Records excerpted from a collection
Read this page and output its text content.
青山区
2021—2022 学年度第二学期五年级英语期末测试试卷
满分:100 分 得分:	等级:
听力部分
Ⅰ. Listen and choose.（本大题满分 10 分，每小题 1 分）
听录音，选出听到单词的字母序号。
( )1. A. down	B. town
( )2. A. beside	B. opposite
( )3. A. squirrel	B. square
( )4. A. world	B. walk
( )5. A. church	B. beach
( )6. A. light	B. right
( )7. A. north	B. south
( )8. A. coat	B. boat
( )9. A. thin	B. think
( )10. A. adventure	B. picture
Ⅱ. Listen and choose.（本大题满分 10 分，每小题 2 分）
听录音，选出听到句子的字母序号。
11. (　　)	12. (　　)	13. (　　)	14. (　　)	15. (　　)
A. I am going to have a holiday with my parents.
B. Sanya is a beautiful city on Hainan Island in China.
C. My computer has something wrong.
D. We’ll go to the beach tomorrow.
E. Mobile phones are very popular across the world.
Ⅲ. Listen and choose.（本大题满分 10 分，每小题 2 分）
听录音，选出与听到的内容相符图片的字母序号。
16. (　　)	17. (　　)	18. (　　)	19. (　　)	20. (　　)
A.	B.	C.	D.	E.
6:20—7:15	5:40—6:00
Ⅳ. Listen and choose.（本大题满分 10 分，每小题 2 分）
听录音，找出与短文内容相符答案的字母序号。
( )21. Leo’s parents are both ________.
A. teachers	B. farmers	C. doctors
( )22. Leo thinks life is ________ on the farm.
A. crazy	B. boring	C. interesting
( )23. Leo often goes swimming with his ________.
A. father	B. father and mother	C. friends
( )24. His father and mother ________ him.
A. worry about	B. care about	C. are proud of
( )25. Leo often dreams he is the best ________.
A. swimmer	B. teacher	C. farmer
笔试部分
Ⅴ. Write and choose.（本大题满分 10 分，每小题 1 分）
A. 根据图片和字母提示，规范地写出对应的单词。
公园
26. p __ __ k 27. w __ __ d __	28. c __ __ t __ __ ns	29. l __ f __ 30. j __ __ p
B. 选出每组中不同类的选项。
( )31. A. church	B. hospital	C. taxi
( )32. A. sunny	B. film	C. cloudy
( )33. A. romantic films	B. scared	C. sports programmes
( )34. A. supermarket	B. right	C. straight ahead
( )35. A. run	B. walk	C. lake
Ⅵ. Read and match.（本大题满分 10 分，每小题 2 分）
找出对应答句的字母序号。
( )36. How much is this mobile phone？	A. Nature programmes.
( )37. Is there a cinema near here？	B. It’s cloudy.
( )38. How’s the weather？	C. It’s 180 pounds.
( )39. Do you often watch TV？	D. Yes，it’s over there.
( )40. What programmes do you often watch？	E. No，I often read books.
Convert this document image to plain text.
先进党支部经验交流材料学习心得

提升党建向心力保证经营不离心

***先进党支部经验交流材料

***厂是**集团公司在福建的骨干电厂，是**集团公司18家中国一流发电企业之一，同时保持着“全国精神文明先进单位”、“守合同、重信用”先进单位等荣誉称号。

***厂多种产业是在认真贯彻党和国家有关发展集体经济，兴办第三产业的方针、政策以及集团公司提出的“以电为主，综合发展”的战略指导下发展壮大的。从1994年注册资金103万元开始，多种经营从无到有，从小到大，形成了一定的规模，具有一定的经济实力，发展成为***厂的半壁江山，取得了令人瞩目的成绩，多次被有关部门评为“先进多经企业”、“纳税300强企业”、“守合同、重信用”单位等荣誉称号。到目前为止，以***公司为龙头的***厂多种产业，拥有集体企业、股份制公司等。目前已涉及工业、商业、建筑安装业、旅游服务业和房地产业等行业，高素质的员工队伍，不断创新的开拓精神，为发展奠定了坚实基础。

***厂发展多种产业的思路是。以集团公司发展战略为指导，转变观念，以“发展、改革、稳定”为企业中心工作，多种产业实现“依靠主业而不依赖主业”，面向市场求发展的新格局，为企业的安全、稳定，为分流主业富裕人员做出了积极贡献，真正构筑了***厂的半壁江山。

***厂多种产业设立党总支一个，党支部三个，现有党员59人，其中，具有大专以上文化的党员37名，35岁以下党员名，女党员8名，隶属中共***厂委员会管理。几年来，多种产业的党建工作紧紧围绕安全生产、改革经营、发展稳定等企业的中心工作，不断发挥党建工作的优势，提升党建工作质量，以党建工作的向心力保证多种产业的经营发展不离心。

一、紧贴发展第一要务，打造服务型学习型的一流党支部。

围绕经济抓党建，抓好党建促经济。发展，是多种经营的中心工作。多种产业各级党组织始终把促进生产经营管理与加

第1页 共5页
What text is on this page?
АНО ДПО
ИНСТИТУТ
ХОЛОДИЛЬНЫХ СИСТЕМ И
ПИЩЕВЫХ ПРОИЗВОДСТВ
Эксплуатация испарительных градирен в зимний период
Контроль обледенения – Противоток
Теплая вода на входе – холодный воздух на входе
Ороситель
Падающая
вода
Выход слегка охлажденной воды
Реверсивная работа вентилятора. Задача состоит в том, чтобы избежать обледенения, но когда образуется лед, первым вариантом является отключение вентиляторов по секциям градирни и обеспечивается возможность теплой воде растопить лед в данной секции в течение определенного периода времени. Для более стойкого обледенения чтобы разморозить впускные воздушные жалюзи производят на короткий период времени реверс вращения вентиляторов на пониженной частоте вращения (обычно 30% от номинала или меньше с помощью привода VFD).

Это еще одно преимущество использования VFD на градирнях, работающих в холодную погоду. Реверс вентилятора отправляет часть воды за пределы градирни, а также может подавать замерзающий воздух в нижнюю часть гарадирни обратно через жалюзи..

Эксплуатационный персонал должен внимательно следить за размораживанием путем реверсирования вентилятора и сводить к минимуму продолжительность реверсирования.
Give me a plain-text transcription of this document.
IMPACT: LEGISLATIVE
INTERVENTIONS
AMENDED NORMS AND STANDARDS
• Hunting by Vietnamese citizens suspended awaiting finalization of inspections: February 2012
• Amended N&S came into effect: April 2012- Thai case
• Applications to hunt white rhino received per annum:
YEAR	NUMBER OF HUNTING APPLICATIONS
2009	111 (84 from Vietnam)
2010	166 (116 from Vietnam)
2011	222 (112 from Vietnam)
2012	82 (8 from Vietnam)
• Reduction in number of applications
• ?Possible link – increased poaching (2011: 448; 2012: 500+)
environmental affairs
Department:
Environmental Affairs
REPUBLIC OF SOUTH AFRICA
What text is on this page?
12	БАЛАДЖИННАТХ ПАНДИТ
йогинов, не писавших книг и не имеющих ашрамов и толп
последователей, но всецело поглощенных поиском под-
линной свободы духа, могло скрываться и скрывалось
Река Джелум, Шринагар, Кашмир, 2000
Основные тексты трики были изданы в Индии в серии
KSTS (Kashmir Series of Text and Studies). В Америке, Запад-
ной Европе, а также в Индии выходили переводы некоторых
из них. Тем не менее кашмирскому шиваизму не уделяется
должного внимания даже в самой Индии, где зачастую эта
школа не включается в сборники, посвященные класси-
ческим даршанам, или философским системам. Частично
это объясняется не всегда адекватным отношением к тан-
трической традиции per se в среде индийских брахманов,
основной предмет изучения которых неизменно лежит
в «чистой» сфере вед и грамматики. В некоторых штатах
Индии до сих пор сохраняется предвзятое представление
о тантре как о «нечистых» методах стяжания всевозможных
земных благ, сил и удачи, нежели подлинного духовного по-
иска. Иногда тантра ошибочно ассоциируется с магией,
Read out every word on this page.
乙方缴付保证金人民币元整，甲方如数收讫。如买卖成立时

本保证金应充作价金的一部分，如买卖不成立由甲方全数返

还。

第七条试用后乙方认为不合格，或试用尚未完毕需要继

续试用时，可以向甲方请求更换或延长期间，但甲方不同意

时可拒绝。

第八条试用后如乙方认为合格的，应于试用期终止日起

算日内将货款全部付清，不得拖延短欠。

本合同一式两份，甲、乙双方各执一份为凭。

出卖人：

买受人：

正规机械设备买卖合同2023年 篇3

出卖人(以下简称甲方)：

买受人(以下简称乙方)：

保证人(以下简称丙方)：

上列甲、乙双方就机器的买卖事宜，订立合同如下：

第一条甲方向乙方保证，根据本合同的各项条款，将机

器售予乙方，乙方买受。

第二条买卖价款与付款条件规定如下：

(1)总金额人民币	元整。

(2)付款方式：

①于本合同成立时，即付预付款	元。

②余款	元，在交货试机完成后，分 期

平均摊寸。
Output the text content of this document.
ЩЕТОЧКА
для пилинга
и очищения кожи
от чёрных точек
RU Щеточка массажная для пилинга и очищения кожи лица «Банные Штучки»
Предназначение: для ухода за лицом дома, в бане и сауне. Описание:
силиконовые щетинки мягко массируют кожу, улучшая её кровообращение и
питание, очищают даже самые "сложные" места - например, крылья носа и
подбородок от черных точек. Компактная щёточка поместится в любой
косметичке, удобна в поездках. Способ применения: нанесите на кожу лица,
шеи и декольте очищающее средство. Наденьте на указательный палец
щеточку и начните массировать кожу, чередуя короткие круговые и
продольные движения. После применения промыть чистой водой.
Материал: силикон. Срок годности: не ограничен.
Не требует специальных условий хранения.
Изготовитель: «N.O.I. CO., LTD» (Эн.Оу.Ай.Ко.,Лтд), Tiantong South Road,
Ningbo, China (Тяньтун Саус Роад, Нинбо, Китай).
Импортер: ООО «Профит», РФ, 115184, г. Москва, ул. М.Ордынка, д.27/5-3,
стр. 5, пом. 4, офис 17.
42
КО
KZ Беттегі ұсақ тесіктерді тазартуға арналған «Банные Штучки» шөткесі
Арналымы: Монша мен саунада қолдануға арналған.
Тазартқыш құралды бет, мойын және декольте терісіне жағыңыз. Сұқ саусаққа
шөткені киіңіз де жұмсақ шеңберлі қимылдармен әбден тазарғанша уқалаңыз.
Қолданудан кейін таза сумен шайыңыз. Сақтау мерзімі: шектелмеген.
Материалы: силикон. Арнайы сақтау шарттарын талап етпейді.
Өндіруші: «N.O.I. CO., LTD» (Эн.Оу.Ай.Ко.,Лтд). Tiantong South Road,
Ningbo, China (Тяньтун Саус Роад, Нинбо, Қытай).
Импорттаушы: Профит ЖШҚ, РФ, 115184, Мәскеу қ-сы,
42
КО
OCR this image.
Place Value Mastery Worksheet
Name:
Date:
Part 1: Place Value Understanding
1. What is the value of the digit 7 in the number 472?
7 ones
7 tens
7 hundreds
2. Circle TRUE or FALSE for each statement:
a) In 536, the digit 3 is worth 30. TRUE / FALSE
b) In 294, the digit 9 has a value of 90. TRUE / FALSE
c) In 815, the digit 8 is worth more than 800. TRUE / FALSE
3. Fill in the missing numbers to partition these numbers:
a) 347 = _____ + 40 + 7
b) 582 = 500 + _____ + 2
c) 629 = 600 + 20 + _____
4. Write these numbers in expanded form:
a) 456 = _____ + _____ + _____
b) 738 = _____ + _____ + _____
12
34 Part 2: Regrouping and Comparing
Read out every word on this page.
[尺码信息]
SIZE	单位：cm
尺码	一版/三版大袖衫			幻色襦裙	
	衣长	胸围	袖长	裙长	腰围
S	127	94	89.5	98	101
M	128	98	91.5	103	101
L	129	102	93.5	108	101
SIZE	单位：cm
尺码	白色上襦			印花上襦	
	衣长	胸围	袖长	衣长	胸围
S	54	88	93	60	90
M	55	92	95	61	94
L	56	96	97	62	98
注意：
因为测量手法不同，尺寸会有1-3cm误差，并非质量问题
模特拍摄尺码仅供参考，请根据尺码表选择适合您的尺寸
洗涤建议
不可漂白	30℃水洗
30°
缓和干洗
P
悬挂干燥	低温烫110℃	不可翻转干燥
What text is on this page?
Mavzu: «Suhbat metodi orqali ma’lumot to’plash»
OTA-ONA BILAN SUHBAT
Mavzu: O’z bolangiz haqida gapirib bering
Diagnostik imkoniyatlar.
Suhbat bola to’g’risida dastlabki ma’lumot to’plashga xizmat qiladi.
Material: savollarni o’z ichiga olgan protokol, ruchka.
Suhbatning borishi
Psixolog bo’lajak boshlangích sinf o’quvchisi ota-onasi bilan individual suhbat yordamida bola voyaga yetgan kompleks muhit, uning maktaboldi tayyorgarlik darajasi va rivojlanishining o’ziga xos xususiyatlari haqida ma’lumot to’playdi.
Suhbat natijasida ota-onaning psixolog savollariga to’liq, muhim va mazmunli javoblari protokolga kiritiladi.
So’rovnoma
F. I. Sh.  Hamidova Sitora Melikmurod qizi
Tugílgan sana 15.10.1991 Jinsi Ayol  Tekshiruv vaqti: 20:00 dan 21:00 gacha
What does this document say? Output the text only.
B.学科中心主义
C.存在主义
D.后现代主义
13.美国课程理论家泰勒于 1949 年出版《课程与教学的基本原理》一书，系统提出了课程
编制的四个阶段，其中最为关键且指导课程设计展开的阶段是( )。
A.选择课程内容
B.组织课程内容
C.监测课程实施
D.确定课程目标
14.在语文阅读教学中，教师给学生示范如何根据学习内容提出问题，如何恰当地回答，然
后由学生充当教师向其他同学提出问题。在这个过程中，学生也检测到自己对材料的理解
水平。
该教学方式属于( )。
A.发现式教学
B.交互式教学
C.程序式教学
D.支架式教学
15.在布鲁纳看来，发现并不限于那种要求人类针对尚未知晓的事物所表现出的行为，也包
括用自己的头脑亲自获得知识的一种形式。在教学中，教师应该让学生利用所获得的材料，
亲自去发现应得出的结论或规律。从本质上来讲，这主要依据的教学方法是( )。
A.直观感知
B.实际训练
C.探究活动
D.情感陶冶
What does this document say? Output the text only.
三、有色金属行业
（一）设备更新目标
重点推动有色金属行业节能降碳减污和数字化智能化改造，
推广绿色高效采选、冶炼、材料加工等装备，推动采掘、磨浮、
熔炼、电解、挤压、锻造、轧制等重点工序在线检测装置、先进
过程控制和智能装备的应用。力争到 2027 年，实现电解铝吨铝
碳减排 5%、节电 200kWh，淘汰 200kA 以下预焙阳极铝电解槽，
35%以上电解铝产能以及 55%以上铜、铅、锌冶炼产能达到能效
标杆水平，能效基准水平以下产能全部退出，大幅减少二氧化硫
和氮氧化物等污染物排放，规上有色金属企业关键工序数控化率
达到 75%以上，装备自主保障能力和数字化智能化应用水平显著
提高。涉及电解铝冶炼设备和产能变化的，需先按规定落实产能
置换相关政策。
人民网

▶ _Stated problem_
Consider the entries above and return each line with the string "Тяньтун".

▶ _Correct answer_
Ningbo, China (Тяньтун Саус Роад, Нинбо, Китай).
Ningbo, China (Тяньтун Саус Роад, Нинбо, Қытай).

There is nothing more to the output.